Instructions to follow:
Among the lines of these entries, how many hold the word "plana"? State only the number.

^^^^

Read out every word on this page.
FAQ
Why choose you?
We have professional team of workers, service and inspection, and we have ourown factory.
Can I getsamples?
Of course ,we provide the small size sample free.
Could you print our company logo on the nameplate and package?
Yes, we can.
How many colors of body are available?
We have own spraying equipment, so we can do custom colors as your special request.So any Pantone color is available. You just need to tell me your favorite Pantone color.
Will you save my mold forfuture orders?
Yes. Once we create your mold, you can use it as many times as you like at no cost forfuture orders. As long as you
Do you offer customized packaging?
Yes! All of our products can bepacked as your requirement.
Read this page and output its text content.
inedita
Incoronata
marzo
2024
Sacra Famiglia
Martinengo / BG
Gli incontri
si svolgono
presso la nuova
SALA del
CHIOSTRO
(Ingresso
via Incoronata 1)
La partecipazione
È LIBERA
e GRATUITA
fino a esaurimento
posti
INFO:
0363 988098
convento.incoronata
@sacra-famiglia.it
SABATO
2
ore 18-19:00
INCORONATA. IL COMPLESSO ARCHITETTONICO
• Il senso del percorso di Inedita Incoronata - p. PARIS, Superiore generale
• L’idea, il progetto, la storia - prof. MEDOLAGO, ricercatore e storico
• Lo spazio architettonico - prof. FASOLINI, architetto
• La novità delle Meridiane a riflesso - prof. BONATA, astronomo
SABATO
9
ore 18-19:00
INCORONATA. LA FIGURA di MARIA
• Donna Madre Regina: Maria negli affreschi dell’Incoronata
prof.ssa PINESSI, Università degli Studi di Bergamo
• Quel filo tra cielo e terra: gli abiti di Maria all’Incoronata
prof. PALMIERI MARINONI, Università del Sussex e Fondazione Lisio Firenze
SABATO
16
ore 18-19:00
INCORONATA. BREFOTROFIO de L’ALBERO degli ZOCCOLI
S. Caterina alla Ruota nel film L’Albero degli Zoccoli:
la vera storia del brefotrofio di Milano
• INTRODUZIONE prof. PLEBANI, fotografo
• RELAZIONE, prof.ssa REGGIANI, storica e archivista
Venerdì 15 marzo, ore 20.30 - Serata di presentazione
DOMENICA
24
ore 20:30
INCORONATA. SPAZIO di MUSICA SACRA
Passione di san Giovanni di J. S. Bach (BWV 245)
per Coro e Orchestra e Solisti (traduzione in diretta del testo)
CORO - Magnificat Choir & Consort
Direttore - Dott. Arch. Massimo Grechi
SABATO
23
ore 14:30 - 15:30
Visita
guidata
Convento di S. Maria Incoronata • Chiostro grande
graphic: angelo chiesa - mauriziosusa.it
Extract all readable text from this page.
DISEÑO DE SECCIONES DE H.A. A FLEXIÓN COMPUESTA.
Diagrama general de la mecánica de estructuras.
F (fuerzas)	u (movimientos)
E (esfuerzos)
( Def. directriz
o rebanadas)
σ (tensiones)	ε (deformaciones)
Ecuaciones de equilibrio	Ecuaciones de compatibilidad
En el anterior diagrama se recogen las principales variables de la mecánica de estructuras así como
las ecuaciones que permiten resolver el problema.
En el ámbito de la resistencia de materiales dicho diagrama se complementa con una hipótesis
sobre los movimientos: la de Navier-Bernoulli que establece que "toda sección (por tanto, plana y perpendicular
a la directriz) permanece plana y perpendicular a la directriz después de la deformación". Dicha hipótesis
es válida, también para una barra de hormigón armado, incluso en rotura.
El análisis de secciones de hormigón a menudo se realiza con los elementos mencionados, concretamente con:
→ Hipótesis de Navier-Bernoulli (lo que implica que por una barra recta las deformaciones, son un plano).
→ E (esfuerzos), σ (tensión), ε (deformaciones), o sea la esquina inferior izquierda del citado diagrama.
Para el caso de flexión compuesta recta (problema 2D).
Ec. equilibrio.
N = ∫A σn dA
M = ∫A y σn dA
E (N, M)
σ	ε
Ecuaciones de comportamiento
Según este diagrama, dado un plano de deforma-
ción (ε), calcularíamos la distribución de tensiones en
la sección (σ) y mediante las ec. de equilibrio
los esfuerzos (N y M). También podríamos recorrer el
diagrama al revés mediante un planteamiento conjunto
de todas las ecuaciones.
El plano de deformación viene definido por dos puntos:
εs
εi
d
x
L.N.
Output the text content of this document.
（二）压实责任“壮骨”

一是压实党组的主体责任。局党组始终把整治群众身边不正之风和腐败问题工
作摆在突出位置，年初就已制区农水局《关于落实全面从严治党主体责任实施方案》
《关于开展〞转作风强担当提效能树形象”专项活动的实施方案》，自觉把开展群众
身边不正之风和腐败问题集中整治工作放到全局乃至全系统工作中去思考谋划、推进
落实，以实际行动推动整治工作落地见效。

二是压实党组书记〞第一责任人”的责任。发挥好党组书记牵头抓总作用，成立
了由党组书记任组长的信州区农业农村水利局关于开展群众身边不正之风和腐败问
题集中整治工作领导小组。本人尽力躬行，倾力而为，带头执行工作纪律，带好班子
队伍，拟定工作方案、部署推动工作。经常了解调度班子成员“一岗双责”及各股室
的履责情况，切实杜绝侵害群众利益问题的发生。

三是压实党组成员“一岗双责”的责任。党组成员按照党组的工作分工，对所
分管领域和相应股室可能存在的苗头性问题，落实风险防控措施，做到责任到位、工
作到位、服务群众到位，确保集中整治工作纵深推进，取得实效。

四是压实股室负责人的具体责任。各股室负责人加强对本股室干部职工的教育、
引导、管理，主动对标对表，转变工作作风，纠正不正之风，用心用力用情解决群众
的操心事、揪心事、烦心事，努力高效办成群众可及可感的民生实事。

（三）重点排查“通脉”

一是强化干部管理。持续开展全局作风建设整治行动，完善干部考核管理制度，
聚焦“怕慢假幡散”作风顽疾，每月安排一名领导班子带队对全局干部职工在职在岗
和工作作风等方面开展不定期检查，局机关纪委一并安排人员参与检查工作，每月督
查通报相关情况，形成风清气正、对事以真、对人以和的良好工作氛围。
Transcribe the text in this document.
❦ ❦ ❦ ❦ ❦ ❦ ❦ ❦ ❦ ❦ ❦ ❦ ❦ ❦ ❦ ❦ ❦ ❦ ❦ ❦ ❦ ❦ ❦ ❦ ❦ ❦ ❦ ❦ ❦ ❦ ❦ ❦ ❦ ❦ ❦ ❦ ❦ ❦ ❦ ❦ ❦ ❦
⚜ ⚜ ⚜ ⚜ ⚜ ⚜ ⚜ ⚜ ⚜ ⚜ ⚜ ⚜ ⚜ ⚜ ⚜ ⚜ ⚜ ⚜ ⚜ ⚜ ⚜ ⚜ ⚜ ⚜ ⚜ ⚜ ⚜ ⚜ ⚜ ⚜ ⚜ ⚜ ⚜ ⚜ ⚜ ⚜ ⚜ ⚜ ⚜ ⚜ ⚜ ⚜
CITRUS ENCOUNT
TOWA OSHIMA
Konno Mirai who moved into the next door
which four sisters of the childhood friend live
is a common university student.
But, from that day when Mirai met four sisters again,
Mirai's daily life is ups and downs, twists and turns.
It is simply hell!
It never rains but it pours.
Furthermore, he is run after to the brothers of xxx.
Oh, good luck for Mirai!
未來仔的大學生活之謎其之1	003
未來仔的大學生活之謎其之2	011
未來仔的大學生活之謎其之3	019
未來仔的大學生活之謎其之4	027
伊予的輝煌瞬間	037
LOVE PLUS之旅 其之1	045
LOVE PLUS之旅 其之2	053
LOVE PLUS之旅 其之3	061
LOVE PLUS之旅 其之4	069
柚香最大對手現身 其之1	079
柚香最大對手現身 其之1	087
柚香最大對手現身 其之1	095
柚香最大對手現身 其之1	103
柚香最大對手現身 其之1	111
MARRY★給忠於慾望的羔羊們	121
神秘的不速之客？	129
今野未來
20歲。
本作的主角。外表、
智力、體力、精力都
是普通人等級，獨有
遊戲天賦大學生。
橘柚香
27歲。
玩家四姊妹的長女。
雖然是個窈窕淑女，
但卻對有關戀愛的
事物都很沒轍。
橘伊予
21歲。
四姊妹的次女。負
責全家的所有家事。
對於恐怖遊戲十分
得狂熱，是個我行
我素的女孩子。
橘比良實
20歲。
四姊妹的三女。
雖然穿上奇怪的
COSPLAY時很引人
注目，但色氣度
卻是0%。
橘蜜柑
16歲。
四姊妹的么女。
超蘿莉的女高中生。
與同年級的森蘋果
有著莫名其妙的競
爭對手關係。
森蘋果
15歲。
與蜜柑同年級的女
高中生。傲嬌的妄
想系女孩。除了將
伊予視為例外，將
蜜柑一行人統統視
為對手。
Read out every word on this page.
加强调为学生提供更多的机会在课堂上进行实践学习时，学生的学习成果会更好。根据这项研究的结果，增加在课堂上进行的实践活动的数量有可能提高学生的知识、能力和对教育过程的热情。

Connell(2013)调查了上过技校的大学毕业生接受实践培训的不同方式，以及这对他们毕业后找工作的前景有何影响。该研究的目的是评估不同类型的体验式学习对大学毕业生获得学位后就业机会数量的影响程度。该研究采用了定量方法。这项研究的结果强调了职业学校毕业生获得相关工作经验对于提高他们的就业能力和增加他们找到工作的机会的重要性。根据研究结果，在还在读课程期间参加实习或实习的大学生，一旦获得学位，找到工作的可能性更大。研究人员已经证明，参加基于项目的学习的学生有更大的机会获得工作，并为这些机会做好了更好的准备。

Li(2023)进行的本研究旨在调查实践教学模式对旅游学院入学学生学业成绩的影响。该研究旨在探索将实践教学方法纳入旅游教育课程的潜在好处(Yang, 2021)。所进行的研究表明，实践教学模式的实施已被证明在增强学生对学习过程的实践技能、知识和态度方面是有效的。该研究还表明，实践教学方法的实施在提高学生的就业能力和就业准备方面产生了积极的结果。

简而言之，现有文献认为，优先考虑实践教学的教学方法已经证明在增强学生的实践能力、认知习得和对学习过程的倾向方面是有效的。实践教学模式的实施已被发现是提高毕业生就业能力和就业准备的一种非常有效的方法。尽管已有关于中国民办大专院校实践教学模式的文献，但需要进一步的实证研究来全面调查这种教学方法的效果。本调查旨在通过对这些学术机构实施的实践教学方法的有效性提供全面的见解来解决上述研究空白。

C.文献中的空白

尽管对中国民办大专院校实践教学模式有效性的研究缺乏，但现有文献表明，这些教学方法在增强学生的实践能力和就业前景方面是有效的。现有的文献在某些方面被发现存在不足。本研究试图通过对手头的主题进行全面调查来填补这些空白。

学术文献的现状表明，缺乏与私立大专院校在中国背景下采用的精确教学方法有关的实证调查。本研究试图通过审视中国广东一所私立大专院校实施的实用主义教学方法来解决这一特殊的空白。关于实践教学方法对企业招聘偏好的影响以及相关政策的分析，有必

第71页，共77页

^^^^

Result for this task:
2